* Short exercise *
Output only the count of lines that contain "must".

___ Information shown

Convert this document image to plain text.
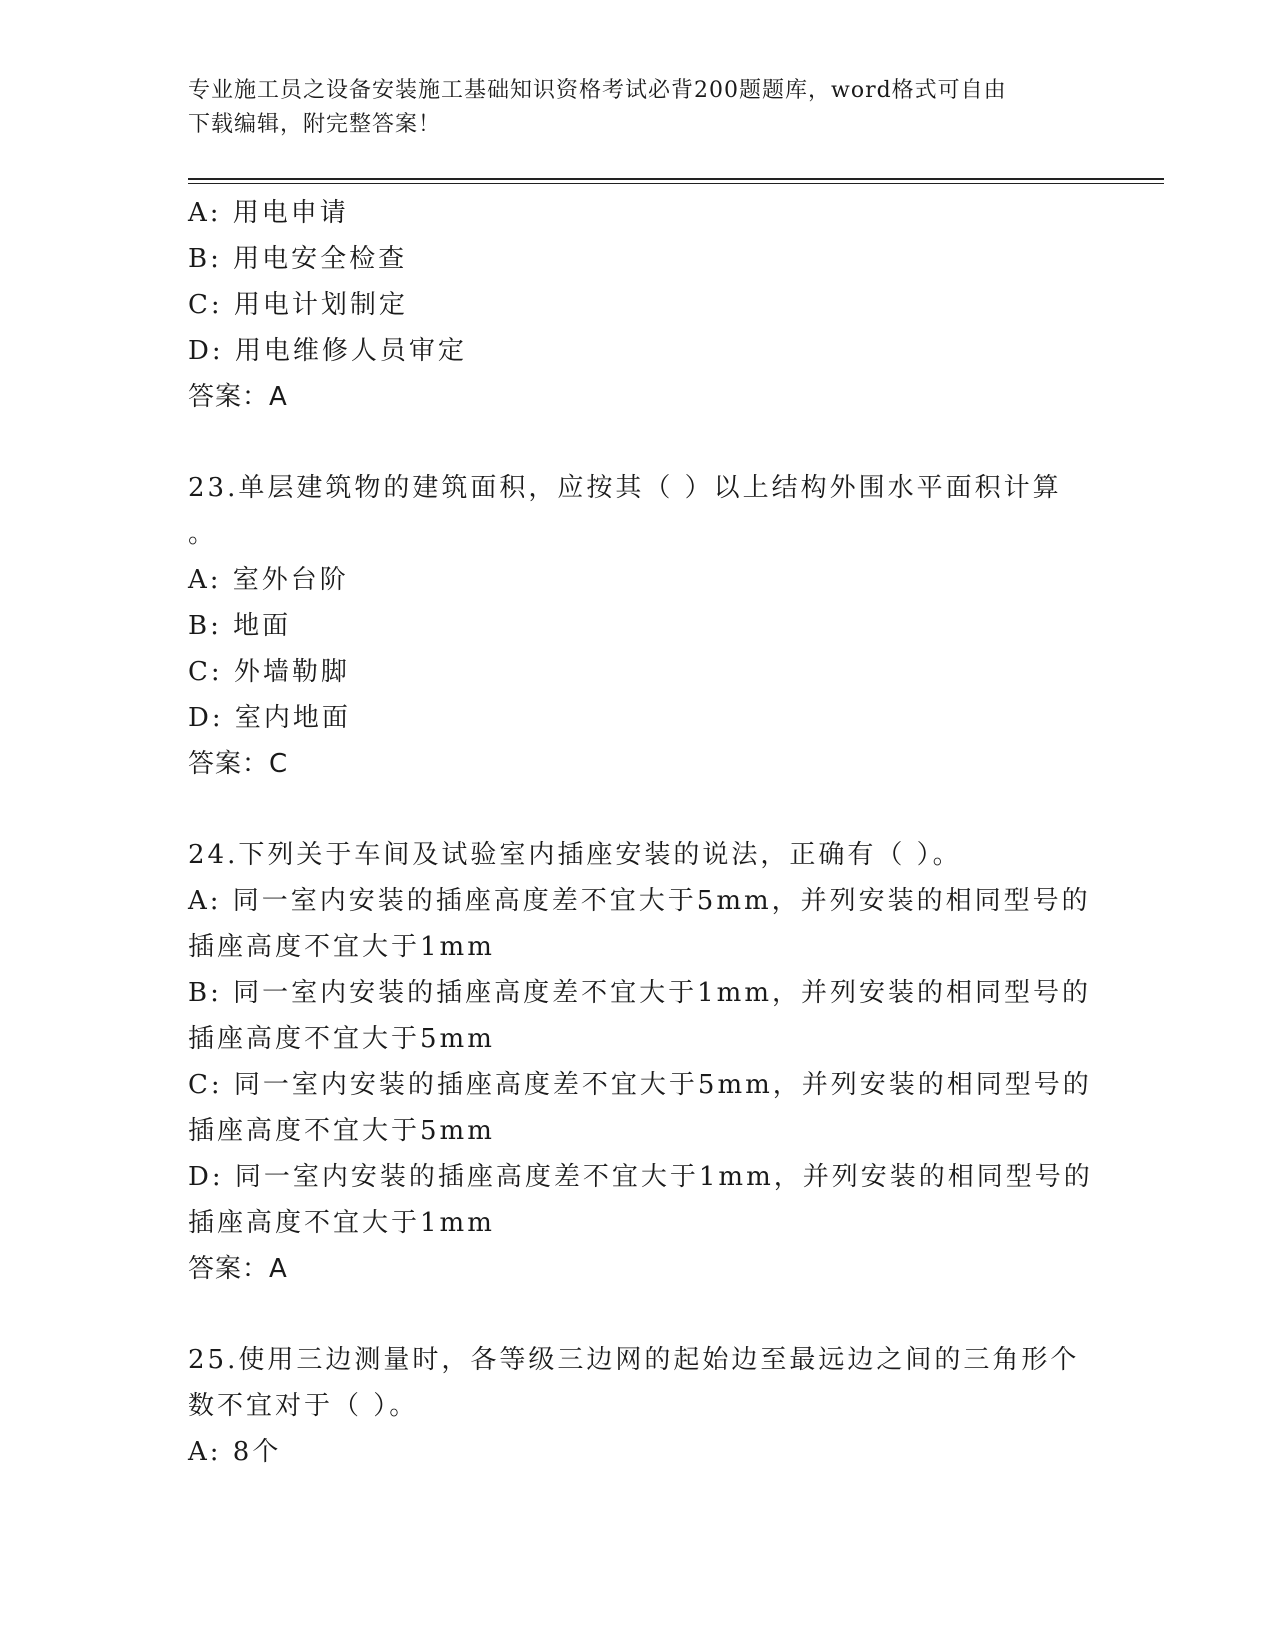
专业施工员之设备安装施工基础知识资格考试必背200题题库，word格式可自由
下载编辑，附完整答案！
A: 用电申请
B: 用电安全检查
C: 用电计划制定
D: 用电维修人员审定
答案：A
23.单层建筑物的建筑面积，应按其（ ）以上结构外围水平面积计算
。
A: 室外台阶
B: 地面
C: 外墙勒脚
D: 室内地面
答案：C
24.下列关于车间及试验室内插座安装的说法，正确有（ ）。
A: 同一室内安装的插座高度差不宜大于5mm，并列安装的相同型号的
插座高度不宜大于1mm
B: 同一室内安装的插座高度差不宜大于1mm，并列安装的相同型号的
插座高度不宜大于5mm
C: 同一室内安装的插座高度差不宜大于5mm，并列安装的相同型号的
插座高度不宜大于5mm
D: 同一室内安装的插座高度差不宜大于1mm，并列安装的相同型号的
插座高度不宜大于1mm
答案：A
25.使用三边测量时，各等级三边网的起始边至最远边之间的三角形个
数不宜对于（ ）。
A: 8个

______
___ Information shown

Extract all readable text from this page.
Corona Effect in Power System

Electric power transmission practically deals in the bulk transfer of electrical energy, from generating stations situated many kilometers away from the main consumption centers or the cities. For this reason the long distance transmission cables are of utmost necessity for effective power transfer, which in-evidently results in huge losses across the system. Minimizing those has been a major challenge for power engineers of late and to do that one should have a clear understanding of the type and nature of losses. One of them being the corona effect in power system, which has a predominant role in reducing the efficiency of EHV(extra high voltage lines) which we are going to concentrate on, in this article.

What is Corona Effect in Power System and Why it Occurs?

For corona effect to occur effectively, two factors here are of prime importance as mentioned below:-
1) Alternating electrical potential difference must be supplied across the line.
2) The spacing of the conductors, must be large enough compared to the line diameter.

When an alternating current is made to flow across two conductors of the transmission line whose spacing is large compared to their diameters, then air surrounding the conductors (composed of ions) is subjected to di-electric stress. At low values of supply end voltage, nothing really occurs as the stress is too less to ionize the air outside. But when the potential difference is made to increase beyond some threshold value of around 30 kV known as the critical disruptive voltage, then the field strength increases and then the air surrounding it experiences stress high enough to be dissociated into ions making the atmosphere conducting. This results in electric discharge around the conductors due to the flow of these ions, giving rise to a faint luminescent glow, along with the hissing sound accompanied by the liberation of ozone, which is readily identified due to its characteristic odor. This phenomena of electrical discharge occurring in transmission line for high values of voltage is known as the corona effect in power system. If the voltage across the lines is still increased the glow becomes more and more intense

______

* Response to the exercise *
2